* [SET PROBLEM]:
Write out the listing below from the line containing "Read this page and output its text content." to its last line, unaltered, ends included.

* [DATA IN THIS EXERCISE]:
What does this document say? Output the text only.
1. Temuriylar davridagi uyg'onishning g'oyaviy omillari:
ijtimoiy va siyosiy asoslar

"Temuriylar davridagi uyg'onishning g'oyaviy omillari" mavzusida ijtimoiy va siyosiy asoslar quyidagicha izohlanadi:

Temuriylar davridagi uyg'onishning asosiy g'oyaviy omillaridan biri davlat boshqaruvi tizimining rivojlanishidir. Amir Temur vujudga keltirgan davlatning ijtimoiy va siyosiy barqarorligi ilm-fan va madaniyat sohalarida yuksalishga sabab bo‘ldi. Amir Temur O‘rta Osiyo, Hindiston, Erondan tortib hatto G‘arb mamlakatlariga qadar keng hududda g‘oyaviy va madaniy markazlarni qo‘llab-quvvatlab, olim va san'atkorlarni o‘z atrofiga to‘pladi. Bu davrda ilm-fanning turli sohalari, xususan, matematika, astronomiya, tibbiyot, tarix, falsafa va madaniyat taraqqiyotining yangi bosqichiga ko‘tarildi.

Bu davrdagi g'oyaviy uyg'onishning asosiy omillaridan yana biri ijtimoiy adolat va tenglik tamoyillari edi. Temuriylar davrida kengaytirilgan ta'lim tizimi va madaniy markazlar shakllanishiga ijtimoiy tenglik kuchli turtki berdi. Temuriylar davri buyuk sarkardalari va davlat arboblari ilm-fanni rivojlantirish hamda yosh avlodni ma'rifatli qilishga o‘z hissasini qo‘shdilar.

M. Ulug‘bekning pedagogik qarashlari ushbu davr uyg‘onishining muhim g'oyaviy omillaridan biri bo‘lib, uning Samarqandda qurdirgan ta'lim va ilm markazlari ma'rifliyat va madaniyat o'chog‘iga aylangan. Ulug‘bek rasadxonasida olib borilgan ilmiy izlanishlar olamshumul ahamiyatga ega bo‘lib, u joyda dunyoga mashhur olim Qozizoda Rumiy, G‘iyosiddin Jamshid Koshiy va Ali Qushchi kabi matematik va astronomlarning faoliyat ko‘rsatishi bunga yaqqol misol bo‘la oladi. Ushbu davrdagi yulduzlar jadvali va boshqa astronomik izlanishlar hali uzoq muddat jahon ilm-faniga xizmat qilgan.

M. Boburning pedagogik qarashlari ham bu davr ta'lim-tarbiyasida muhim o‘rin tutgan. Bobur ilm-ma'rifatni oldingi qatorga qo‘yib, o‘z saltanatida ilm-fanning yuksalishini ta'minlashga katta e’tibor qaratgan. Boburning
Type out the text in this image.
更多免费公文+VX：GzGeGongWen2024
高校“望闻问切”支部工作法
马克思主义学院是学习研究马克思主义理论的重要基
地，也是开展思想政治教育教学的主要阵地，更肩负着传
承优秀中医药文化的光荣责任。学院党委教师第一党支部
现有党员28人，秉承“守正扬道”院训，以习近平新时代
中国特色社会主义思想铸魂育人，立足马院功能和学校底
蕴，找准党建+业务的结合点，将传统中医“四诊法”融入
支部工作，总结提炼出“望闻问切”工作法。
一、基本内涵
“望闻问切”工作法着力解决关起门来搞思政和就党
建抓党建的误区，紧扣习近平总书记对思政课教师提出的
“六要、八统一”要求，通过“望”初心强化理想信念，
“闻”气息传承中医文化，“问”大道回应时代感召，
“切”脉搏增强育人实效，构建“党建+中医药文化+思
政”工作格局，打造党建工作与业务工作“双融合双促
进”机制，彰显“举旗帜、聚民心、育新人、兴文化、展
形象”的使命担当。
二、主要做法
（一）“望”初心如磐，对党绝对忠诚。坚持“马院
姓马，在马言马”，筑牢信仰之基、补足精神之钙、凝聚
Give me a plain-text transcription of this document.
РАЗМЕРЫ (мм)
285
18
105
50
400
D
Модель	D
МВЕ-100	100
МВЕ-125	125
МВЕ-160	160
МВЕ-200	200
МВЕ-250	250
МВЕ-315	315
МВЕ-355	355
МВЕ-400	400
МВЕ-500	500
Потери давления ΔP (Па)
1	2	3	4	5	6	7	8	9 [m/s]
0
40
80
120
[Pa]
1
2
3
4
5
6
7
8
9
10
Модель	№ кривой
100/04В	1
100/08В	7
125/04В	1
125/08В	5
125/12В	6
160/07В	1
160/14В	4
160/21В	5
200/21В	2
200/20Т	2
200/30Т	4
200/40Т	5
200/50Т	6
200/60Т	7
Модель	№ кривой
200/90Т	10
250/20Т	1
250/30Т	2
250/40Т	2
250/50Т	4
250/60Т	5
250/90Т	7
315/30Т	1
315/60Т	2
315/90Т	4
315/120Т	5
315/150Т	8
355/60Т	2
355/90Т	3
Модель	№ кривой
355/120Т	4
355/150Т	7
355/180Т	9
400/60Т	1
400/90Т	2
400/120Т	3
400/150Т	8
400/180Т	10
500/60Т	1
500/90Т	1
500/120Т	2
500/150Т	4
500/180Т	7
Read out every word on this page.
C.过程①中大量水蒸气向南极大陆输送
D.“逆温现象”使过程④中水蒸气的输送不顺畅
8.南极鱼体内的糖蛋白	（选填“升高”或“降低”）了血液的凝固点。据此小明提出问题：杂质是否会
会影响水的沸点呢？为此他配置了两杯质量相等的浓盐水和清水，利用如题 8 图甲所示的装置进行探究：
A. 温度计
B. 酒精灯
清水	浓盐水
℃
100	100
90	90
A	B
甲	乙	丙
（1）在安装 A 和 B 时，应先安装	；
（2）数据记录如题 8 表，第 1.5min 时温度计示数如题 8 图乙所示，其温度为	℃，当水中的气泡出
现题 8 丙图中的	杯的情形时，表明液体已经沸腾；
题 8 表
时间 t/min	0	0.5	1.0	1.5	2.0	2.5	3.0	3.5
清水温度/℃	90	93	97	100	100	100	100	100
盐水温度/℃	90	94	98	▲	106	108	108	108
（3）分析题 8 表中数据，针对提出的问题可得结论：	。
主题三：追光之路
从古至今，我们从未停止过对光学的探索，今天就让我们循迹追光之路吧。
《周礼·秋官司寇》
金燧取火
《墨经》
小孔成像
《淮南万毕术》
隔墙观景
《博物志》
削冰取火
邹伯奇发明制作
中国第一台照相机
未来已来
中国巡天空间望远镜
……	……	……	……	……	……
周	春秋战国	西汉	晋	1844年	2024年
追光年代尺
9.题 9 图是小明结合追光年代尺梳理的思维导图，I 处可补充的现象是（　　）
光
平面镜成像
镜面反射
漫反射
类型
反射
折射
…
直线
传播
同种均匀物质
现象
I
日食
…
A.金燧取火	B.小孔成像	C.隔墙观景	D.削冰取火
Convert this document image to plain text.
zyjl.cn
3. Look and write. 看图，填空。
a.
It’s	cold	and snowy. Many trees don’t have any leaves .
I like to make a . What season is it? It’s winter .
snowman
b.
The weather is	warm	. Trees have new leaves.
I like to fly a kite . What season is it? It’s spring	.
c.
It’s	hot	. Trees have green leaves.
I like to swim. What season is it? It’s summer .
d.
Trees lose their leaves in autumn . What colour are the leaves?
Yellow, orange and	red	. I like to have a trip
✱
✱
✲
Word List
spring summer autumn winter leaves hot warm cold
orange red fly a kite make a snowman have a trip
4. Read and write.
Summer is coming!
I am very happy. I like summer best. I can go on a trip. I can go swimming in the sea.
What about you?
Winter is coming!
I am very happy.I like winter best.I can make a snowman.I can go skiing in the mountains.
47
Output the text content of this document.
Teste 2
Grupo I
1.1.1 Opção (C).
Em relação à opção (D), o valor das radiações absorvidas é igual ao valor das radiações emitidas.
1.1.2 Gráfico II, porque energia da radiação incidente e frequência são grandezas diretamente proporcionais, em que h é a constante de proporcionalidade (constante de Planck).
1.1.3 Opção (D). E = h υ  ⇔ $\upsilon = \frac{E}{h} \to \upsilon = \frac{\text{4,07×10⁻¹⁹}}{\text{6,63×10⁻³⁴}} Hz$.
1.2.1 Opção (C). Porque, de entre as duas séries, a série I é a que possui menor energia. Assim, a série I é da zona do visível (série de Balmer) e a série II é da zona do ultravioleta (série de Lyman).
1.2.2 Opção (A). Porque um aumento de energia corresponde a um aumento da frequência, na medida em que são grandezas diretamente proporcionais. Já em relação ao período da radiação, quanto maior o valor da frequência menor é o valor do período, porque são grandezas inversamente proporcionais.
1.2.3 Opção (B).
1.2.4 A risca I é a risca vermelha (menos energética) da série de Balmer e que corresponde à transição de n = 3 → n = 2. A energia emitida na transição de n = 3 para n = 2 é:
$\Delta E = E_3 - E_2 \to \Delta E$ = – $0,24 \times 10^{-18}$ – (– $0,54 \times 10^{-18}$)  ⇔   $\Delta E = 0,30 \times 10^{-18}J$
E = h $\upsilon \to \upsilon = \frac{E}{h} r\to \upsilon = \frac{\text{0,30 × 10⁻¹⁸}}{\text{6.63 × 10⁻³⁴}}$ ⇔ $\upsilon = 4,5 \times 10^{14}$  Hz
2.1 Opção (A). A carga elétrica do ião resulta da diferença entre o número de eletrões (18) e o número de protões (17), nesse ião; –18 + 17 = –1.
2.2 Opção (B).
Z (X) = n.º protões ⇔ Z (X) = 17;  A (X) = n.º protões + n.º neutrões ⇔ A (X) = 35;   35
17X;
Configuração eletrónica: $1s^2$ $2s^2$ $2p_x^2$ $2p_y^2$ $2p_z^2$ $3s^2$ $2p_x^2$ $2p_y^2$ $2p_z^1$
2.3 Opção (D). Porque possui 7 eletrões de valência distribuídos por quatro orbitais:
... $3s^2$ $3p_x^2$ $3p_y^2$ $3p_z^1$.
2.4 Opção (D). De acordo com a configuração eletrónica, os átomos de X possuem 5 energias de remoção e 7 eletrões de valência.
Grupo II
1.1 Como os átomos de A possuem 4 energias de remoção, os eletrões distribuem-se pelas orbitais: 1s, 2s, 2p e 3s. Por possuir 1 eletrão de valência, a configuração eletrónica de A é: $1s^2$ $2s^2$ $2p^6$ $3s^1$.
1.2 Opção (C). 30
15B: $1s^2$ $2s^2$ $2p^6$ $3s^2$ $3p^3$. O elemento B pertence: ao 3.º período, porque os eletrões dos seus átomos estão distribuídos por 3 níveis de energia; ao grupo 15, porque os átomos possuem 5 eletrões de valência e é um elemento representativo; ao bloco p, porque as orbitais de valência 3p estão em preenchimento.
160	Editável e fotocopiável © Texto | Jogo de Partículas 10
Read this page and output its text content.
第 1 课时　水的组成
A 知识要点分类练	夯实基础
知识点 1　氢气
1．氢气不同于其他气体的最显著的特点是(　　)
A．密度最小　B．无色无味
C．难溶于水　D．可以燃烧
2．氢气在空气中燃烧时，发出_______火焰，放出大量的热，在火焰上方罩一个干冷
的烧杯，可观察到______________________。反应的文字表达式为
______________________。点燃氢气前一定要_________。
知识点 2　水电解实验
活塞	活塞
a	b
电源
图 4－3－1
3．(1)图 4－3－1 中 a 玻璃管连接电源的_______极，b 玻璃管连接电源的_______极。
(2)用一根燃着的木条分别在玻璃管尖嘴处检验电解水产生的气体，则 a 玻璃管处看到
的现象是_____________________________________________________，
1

* [THE COMPLETED TASK]:
Read this page and output its text content.
第 1 课时　水的组成
A 知识要点分类练	夯实基础
知识点 1　氢气
1．氢气不同于其他气体的最显著的特点是(　　)
A．密度最小　B．无色无味
C．难溶于水　D．可以燃烧
2．氢气在空气中燃烧时，发出_______火焰，放出大量的热，在火焰上方罩一个干冷
的烧杯，可观察到______________________。反应的文字表达式为
______________________。点燃氢气前一定要_________。
知识点 2　水电解实验
活塞	活塞
a	b
电源
图 4－3－1
3．(1)图 4－3－1 中 a 玻璃管连接电源的_______极，b 玻璃管连接电源的_______极。
(2)用一根燃着的木条分别在玻璃管尖嘴处检验电解水产生的气体，则 a 玻璃管处看到
的现象是_____________________________________________________，
1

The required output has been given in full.